Dataset items:
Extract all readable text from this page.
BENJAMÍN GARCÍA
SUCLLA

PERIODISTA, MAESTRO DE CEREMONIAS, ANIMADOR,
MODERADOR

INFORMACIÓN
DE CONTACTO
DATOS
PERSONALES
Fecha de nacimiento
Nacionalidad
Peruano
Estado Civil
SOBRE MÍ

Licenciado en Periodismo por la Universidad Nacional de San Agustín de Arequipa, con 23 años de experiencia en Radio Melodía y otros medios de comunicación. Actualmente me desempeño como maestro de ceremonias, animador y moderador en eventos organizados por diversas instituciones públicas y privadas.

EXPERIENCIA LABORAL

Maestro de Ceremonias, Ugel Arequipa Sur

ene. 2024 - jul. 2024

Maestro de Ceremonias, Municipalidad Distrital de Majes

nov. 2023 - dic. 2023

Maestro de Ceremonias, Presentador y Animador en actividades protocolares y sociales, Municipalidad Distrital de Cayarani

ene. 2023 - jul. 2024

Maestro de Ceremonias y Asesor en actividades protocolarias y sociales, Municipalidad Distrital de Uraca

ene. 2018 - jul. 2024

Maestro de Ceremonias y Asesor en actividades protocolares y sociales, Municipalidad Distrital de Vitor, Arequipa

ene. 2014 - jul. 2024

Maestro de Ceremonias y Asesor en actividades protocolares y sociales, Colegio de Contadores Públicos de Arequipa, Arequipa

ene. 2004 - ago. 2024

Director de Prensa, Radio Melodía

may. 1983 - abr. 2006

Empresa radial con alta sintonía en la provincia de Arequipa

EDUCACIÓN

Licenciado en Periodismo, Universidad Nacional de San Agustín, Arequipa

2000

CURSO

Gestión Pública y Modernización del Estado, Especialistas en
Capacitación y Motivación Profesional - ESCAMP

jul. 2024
==
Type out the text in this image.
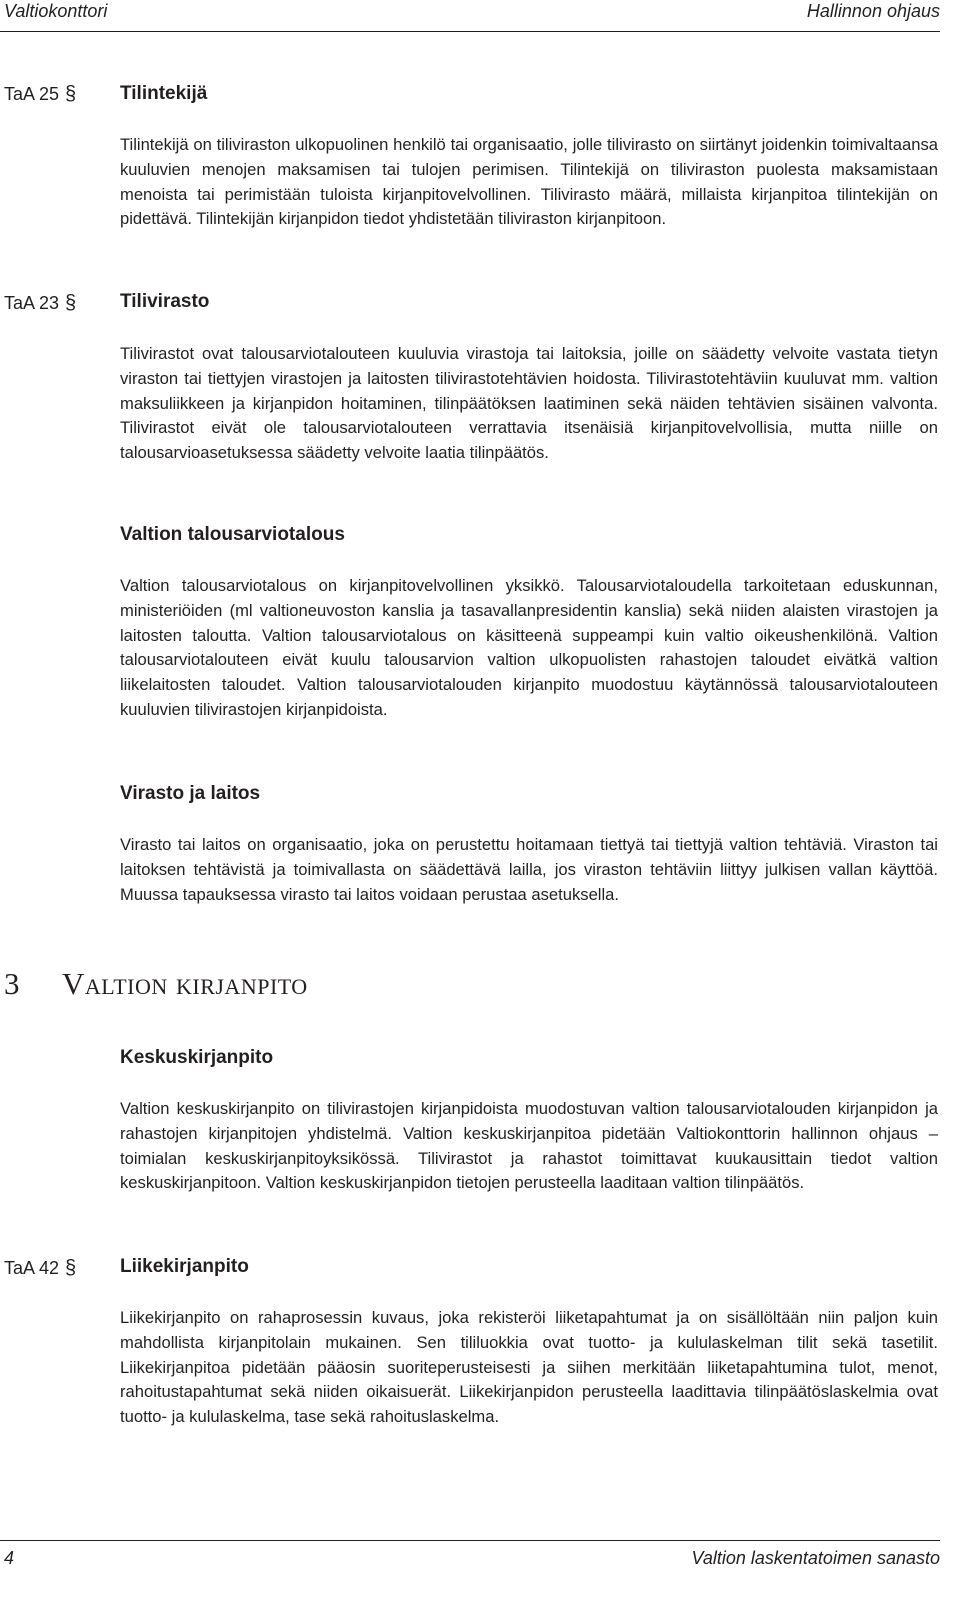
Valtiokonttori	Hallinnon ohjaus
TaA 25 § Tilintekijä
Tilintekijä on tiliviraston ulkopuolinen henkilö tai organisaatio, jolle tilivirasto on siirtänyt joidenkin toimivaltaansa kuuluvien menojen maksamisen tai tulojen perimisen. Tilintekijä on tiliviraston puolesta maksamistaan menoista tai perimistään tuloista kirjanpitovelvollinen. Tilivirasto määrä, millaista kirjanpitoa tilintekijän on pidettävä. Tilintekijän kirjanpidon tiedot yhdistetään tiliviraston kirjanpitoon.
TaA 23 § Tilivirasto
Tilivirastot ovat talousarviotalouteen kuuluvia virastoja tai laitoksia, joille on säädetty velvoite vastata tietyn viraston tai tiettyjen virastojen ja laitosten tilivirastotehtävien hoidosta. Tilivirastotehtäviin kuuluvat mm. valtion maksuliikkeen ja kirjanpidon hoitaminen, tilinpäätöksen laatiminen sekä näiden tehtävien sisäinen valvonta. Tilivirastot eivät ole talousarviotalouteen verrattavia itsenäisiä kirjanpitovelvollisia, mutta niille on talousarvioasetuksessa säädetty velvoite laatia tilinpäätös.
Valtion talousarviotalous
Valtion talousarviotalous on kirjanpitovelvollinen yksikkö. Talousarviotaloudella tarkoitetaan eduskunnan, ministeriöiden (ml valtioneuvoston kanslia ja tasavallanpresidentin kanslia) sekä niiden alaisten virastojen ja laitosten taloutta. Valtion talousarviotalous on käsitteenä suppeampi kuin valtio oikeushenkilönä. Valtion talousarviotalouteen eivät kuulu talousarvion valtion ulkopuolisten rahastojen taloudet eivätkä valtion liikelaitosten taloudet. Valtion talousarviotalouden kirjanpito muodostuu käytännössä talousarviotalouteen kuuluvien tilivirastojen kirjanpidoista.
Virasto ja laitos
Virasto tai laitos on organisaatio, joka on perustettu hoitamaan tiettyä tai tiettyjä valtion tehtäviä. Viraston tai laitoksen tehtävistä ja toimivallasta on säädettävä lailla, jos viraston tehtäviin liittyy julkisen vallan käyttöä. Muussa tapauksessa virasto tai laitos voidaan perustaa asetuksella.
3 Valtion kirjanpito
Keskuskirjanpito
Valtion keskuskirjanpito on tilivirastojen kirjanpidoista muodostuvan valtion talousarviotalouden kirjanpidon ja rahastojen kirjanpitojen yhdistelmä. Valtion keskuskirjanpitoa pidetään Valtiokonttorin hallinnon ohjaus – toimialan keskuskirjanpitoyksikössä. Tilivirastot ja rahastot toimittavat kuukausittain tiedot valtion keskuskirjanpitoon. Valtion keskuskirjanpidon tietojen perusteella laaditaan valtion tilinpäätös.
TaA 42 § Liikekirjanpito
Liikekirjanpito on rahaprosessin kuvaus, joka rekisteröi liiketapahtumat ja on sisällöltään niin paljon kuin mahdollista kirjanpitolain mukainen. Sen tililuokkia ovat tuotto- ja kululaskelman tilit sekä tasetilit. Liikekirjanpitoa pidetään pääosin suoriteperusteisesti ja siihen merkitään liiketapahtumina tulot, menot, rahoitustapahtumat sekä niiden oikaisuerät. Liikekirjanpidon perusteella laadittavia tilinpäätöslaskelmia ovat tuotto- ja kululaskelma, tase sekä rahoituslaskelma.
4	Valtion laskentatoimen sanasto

* Exercise objective
Find the word "this" in the data and show each line that holds it.

* Task solution
Extract all readable text from this page.
Type out the text in this image.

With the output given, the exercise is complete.